* BEGIN GIVEN TEXT *

Samaggi Samagom (, ; "Unity Association"), the Thai Association in the United Kingdom, was established in 1901 by King Rama VI of Thailand. Samaggi Samagom is Thailand's only student association under royal patronage. It adheres to its original purpose as a locus for Thai students, roughly 10,000 in the UK, to connect with one another. The Thai Embassy in London and its Office of Educational Affairs (OEA) has a large presence in the association's activities, with embassy representatives, and sometimes the ambassadors themselves, attending Samaggi Samagom events. The close working relationship is reflected in a Samaggi office located inside the OEA, but mostly by embassy funding of Samaggi's academic events.

Samaggi events 
Samaggi Samagom organises many events for the Thai community in the UK, including Samaggi Karaoke Night, Samaggi Bowling Competition, and seminars. The major events organised by Samaggi Samagom are the Samaggi Games and Samaggi Night, a concert. The association’s recreational events, such as its annual concert and sports day, are funded by Thai companies.

Samaggi Games 
Samaggi Samagom's biggest event is the annual Samaggi Games. This is a sports day that involves several thousands of people, and is well attended by most Thai students as well as Thai expatriate workers in the UK. Many Thai companies use this opportunity to advertise their respective firms. The firms range from PTT to small Thai restaurants in the UK wishing to reach a broader market. Samaggi Games is open to all Thai students in the UK and hosts more than 1,000 Thai students from around the UK who come to play and support the games. Sports such as football, basketball, tennis, badminton, table tennis, squash, chair ball, and traditional Thai games such as Thai chess are contested.

Samaggi seminars 
Seminars held by Samaggi in 2007 included the "Happiness Index", a talk by researcher Khun Nattavudh Powdthavee on the measurement of happiness; a talk by Gordon Bennett from Amnesty International on the death penalty; and a seminar on the future of Thailand's 18th constitution, which was being drafted at the time, led by Peter Leyland, a professor of public law at SOAS, University of London, and London Metropolitan University.

Thai governmental oversight
In 2011, the Thai Embassy in London intervened to force the removal of an article from Samaggi Sara, the group's annual journal. The article was a five-page interview with Giles "Ji" Ungpakorn, a Thai academic wanted by Thai authorities for lèse majesté who now lives in exile in England. The society was threatened with losing all Thai governmental support if it did not comply. Several days before publication, the interview was removed.

* END GIVEN TEXT *
* BEGIN PROVIDED MATERIAL *

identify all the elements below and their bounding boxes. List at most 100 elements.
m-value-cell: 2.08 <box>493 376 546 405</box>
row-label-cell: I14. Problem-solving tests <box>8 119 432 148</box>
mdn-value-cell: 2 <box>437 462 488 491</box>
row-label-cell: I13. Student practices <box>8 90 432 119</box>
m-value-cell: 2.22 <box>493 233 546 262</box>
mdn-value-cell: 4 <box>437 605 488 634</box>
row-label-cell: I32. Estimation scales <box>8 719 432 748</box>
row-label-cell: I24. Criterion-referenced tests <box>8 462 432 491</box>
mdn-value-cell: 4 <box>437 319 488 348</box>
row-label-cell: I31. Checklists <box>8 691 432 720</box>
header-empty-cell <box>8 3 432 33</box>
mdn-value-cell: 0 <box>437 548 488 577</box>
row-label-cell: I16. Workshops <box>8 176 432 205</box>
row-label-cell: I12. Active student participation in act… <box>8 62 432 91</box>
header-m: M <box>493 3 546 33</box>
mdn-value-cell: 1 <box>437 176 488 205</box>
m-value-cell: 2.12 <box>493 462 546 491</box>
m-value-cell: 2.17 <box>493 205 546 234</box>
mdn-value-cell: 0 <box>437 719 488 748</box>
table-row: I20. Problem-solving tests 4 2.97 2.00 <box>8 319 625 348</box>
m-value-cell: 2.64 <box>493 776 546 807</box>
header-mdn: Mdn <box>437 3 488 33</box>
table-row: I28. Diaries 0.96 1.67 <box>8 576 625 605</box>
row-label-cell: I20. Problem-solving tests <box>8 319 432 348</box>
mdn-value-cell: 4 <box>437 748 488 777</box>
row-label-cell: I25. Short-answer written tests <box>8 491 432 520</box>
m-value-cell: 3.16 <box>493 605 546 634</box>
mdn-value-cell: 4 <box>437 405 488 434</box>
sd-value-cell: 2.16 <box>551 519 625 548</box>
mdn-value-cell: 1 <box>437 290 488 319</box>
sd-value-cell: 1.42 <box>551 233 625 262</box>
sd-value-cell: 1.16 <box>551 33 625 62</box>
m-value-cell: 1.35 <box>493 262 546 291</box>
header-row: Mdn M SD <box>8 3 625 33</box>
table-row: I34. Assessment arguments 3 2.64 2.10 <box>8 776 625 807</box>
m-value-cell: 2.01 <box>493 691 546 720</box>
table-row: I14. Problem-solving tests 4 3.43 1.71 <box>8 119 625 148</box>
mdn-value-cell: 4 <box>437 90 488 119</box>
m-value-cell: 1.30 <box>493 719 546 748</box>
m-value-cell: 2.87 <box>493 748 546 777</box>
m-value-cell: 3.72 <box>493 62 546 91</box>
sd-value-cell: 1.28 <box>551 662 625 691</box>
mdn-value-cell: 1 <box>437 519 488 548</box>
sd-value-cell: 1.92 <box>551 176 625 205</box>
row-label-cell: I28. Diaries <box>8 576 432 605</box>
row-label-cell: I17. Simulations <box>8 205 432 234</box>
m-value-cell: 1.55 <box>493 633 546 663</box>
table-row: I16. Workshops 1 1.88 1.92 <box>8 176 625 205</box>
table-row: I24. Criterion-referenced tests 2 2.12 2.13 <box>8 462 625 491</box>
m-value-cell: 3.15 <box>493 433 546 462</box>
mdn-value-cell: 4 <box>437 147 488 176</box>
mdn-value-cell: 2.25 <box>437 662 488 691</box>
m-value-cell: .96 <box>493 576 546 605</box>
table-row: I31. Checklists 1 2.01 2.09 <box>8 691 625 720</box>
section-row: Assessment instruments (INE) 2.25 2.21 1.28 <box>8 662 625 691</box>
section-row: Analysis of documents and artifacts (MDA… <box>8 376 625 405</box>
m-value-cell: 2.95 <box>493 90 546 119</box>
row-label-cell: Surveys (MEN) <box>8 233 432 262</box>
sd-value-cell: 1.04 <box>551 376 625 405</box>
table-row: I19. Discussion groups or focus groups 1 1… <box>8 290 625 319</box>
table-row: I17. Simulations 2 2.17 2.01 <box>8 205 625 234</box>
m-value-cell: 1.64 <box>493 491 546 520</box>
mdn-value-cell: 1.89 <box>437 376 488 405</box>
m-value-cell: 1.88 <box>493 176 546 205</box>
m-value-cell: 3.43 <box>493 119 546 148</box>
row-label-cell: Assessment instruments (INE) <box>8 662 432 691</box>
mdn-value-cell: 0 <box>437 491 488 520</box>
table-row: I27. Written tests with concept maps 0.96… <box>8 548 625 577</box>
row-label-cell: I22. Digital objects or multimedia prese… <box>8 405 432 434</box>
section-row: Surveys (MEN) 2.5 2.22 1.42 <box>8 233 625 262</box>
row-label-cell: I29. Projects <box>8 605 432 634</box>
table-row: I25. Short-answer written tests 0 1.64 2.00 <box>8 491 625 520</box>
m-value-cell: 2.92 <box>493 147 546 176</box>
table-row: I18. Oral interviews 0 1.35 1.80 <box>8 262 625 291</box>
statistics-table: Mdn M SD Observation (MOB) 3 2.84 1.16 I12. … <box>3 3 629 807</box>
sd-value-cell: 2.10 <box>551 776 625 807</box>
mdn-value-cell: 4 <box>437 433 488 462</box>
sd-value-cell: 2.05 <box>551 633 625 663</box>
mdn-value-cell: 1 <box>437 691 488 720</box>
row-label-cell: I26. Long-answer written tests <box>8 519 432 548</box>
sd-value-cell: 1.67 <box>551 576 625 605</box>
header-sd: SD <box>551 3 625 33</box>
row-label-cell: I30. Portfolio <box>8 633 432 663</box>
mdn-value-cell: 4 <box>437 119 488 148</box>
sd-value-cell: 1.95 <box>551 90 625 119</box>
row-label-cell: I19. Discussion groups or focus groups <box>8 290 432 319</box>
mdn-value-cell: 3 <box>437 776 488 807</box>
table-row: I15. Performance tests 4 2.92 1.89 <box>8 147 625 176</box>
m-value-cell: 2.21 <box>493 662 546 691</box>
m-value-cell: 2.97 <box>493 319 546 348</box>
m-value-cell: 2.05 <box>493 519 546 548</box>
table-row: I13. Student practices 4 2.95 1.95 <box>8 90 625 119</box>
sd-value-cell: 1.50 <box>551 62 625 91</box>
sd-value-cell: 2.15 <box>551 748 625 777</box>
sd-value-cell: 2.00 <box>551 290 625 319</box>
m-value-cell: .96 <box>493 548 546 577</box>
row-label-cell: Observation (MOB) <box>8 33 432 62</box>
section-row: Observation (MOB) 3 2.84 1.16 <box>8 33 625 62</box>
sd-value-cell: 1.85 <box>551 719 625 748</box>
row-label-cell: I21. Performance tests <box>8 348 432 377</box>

* END PROVIDED MATERIAL *

> **WHAT TO WORK ON**:
• A. Return the part of the Samaggi Samagom article that opens with the words containing "Samaggi seminars" and closes with "London Metropolitan University.", copied word for word.
• B. Please carry the Samaggi Samagom article further from its final sentence.
The listing has no connection to the Samaggi Samagom article.

> **ANSWERS PROVIDED**:
• A.
Samaggi seminars 
Seminars held by Samaggi in 2007 included the "Happiness Index", a talk by researcher Khun Nattavudh Powdthavee on the measurement of happiness; a talk by Gordon Bennett from Amnesty International on the death penalty; and a seminar on the future of Thailand's 18th constitution, which was being drafted at the time, led by Peter Leyland, a professor of public law at SOAS, University of London, and London Metropolitan University.

• B.
Teeraporn Suwanvidhu, Samaggi President at the time, said, "I asked [the ambassador] whether he had...read the article, which I thought was balanced and not provocative at all. His reply was that it wasn't necessary, due to the...fact that Mr Giles' name is on the 'blacklist',...It's not even censorship. It's something more than that", she noted. 

Samaggi Samagom in 2016 faces even more hurdles from Thailand’s post-coup military government. Since the 2014 military coup no politically-related academic events have been held. "We try not to hold events that are too sensitive, otherwise it will definitely not be approved [by the embassy]", then Samaggi President Thanawat Silaporn said in early-2016. In 2011, when Samaggi was forced to censor the interview with Mr Giles, Samaggi secured the majority of its funds from the private sector. In 2012, Samaggi received 20 percent of its funding from the embassy. Samaggi currently refuses to disclose the public/private funding ratio, but said the embassy and OEA has provided about £2,000 (102,700 baht) for academic events.

The Bangkok Post sums it up as, "Thai university societies in the United Kingdom built their reputations on political debate, but are now cowering under close government scrutiny."

See also
 Thais in the United Kingdom

References

External links 
 Samaggi Samagom official website
 The future of Samaggi Samagom Pt.1 (video)
 The future of Samaggi Samagom Pt. 2 (video)

Thai societies in the United Kingdom
 Bath University Thai Association
 Cambridge University Thai Society (CUTS)
 Thai Society University of Essex
 Imperial College Thai Society
 Thai Students at Lancaster University
 University of Nottingham Thai Society
 Oxford Thai Society
 Sheffield Thai Society (STS)
 Thai Society in Southampton
 Southampton Thai Society : Activity Forum
 University of Warwick Thai Society
 Thai Student Society in Glasgow
 Thai Student Society Bradford College University Centre
 Thai Society of Manchester (TSM)
King's College London Thai Society
 University of Bristol Thai Society
 University of the Arts London (UAL)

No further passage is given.